WRITTEN INSTRUCTION => Retype the whole post below about the BBC complaint, word for word and without changes.
* BEGIN GIVEN PASSAGE *
Up Is Down, And Renewables Are Cheaper–It’s Jackanory Time at the BBC

From NOT A LOT OF PEOPLE KNOW THAT

By Paul Homewood

 It’s official! Renewable energy is definitely cheaper than fossil fuels and the tens of billions we pay out to subsidise reduce your electricity bills!

It must be true – the BBC’s Executive Complaints Unit says so!

I complained about a BBC World at One soft soap interview with the lobbyist for the wind industry, Adam Berman, a few months ago. He was allowed to get away with the lie that renewable energy is cheaper than gas power, and that our electricity bills are high because of the price of gas.

I covered the story here.

Predictably the ECU has rejected my complaint. In doing so they have totally ignored the evidence I sent them, viz:

1) Fiscal data from the OBR regarding Environmental Levies, aka subsidies for renewables, which will amount to £17.1 billion this year, all of which is added to bills.

2) Costs of grid balancing, which amount to £2.6 billion, nearly all of which are incurred because of the intermittency of renewables, and all of which are added to bills.
* END GIVEN PASSAGE *
* BEGIN DATA EXCERPTS *
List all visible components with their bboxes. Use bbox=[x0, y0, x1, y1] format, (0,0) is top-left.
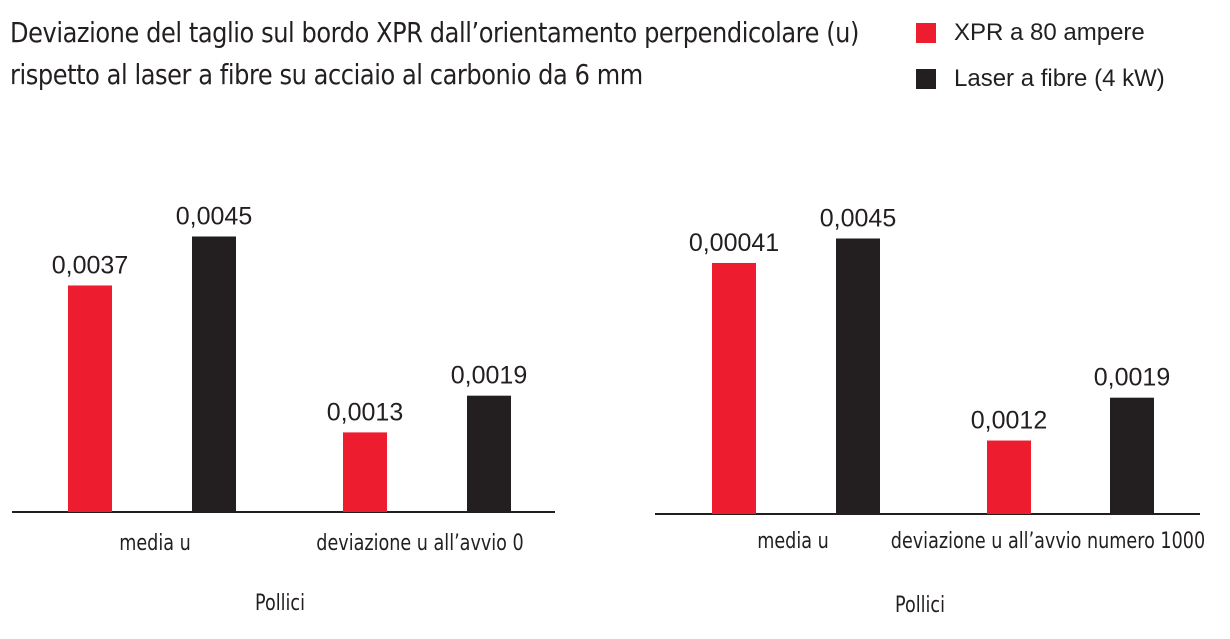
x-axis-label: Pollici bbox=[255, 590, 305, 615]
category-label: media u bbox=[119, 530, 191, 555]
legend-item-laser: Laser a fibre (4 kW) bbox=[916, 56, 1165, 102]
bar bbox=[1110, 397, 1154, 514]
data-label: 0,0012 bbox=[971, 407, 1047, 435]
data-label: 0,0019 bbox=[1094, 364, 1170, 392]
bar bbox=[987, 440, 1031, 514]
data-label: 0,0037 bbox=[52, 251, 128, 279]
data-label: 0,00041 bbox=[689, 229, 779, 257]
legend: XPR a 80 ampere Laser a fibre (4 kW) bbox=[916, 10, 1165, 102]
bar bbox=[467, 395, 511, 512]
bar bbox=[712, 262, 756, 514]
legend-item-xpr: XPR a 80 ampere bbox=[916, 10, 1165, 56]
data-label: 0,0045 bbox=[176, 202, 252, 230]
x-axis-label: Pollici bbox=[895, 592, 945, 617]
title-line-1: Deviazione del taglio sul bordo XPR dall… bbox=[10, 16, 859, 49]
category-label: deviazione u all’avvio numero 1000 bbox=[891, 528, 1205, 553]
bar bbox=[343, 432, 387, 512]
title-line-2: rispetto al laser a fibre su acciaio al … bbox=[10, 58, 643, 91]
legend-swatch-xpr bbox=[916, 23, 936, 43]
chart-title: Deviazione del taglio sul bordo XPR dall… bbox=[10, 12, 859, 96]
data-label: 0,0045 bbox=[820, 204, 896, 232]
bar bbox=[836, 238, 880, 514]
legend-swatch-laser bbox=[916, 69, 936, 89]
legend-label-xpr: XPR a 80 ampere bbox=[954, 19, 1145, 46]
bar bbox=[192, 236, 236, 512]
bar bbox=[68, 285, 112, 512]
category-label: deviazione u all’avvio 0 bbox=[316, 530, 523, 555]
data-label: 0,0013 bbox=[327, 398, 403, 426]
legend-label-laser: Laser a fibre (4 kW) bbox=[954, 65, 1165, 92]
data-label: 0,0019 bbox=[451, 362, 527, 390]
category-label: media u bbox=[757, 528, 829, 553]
* END DATA EXCERPTS *
* BEGIN DATA EXCERPTS *
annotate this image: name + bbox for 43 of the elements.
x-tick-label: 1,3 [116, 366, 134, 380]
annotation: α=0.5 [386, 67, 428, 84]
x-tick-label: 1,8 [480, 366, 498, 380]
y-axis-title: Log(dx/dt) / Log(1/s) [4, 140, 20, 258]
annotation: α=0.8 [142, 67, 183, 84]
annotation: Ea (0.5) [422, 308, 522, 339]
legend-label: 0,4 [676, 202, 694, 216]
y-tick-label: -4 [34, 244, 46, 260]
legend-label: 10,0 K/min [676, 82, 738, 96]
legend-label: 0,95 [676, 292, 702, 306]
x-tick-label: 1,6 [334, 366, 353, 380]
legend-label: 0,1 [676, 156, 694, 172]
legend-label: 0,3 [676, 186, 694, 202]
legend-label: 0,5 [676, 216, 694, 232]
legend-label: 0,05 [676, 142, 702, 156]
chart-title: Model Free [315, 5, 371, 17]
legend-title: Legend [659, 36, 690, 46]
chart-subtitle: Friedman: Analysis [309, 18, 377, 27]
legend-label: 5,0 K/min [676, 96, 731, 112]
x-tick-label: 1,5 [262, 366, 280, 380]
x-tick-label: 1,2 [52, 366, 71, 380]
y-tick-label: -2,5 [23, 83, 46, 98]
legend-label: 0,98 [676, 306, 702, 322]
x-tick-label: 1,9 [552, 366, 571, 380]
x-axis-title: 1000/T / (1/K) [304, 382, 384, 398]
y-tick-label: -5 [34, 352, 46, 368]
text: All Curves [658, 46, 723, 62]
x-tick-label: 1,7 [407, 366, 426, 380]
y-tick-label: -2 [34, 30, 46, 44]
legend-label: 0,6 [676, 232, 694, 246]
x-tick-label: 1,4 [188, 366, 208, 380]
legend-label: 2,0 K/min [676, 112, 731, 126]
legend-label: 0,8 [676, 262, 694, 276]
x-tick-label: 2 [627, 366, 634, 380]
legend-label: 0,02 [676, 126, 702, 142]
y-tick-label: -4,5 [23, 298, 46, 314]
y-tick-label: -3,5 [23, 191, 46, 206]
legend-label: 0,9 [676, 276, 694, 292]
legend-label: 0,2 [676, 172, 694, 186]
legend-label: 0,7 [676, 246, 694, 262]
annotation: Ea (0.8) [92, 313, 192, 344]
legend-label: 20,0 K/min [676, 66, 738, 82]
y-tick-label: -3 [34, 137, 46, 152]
* END DATA EXCERPTS *
ANSWER TO THE EXERCISE =>
Up Is Down, And Renewables Are Cheaper–It’s Jackanory Time at the BBC

From NOT A LOT OF PEOPLE KNOW THAT

By Paul Homewood

 It’s official! Renewable energy is definitely cheaper than fossil fuels and the tens of billions we pay out to subsidise reduce your electricity bills!

It must be true – the BBC’s Executive Complaints Unit says so!

I complained about a BBC World at One soft soap interview with the lobbyist for the wind industry, Adam Berman, a few months ago. He was allowed to get away with the lie that renewable energy is cheaper than gas power, and that our electricity bills are high because of the price of gas.

I covered the story here.

Predictably the ECU has rejected my complaint. In doing so they have totally ignored the evidence I sent them, viz:

1) Fiscal data from the OBR regarding Environmental Levies, aka subsidies for renewables, which will amount to £17.1 billion this year, all of which is added to bills.

2) Costs of grid balancing, which amount to £2.6 billion, nearly all of which are incurred because of the intermittency of renewables, and all of which are added to bills.